* _PROBLEM DESCRIPTION_: Copy every line that mentions the word "frac".

* _SUPPLIED RECORDS_:
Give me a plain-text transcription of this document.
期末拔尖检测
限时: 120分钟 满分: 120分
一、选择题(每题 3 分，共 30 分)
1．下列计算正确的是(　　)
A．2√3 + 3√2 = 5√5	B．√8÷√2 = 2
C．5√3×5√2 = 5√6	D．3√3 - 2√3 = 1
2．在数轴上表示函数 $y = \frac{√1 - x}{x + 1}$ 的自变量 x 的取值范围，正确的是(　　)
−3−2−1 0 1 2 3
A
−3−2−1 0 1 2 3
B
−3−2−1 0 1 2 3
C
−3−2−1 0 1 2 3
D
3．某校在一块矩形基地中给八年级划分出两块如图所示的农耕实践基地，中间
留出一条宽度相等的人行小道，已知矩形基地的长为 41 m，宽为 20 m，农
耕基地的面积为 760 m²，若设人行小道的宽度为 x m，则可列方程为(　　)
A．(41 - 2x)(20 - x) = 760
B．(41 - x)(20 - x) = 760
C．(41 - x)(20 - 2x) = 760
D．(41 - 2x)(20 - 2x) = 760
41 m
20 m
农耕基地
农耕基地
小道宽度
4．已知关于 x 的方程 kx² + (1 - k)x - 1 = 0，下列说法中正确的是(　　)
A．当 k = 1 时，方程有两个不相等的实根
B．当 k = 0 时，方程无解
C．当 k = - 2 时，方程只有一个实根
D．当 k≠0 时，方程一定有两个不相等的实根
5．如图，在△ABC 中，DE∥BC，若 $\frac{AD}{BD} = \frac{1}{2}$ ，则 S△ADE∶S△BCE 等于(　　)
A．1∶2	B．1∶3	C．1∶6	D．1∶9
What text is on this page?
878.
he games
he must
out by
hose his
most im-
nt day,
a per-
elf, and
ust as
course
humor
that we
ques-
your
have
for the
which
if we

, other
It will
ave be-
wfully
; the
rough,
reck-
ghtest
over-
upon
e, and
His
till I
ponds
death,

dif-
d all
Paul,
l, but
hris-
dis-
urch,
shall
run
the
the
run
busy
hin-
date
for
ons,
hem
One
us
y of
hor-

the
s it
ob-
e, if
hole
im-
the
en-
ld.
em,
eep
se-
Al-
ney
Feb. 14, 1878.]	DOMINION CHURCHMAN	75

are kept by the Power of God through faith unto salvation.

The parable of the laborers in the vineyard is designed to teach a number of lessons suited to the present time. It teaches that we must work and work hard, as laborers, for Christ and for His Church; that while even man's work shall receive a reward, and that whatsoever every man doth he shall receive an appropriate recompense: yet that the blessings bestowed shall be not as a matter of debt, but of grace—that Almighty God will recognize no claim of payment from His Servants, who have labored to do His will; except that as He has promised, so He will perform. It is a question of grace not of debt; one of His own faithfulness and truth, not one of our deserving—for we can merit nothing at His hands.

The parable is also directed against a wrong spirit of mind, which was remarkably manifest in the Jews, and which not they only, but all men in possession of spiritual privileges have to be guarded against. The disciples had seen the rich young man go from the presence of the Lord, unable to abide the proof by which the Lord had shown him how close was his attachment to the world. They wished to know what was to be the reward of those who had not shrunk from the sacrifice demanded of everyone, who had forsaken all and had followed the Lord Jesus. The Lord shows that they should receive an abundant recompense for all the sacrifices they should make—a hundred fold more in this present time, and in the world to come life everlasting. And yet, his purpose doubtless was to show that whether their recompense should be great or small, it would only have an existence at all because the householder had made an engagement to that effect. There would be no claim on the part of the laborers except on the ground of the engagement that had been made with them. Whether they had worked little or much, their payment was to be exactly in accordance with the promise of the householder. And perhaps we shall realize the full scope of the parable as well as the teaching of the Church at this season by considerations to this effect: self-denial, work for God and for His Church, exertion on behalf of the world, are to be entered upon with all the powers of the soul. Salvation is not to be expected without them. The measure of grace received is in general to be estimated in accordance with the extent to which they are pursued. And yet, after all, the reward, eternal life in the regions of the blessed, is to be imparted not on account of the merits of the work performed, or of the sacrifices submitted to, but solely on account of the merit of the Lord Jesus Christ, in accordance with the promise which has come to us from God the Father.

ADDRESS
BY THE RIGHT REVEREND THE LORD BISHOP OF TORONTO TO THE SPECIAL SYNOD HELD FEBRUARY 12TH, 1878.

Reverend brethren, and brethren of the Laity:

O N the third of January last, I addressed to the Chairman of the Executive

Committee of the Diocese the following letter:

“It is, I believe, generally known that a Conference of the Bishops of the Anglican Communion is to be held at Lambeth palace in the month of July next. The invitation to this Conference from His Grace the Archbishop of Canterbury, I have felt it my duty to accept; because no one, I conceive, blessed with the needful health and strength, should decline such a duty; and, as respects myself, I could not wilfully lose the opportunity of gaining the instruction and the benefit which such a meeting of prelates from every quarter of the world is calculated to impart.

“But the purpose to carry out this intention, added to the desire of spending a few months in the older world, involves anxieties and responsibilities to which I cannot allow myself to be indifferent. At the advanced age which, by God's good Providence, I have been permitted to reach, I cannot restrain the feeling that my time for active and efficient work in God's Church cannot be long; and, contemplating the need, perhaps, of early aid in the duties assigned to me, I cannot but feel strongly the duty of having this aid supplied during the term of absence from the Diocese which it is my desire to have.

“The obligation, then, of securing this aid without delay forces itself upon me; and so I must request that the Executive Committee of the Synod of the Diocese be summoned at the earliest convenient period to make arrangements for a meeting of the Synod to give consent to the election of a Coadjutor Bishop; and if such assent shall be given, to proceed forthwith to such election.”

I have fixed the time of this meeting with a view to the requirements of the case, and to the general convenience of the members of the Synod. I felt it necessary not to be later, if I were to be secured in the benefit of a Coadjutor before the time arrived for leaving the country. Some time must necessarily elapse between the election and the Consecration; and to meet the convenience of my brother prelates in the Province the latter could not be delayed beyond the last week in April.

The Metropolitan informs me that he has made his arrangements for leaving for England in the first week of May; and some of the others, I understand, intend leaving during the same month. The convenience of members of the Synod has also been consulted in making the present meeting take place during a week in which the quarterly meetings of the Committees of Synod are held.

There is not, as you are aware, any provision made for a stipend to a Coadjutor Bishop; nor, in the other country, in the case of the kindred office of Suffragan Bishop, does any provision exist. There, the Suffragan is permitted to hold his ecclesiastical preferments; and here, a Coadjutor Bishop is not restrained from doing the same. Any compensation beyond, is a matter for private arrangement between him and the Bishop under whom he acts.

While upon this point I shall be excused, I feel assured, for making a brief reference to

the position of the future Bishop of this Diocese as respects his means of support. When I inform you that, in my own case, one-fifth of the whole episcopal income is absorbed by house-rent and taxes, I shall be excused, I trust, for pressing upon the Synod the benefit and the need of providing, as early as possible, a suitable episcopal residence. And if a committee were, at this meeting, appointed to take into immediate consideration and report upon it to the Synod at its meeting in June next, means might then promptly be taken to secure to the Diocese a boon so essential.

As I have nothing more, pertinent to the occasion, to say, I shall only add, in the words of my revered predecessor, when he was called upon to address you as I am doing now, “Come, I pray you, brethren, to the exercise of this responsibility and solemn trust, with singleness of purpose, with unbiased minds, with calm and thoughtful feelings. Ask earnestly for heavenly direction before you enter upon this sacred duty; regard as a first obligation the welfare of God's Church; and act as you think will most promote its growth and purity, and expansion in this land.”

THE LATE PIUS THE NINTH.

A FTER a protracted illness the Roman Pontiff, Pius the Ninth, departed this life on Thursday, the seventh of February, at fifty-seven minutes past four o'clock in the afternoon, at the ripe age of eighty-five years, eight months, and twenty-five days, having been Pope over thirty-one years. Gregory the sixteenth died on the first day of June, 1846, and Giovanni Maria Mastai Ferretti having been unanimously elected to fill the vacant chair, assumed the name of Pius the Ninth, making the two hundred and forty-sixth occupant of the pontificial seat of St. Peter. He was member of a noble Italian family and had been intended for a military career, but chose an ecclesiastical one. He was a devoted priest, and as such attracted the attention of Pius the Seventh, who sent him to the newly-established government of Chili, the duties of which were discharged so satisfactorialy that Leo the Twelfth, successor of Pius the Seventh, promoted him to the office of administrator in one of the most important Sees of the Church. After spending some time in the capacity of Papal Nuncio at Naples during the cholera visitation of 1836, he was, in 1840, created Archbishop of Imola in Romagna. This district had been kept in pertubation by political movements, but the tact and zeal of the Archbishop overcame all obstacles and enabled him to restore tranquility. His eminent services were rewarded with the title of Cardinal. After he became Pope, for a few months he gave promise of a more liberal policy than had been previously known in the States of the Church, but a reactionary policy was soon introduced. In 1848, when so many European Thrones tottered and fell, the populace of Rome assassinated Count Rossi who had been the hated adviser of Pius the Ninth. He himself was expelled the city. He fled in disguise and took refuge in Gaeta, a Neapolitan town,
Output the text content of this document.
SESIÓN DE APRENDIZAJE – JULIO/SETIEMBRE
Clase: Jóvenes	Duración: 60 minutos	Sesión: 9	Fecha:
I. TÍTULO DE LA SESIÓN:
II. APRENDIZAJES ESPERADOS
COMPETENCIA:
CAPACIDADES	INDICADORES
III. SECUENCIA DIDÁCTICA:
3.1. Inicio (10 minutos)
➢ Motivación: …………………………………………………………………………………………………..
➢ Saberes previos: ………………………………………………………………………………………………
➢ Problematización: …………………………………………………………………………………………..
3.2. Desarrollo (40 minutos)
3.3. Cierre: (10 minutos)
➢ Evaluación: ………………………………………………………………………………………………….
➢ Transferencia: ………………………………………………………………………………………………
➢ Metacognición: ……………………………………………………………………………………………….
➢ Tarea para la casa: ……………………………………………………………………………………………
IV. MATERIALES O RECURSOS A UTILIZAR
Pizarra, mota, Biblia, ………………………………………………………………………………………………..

* _EXERCISE ANSWER_:
2．在数轴上表示函数 $y = \frac{√1 - x}{x + 1}$ 的自变量 x 的取值范围，正确的是(　　)
5．如图，在△ABC 中，DE∥BC，若 $\frac{AD}{BD} = \frac{1}{2}$ ，则 S△ADE∶S△BCE 等于(　　)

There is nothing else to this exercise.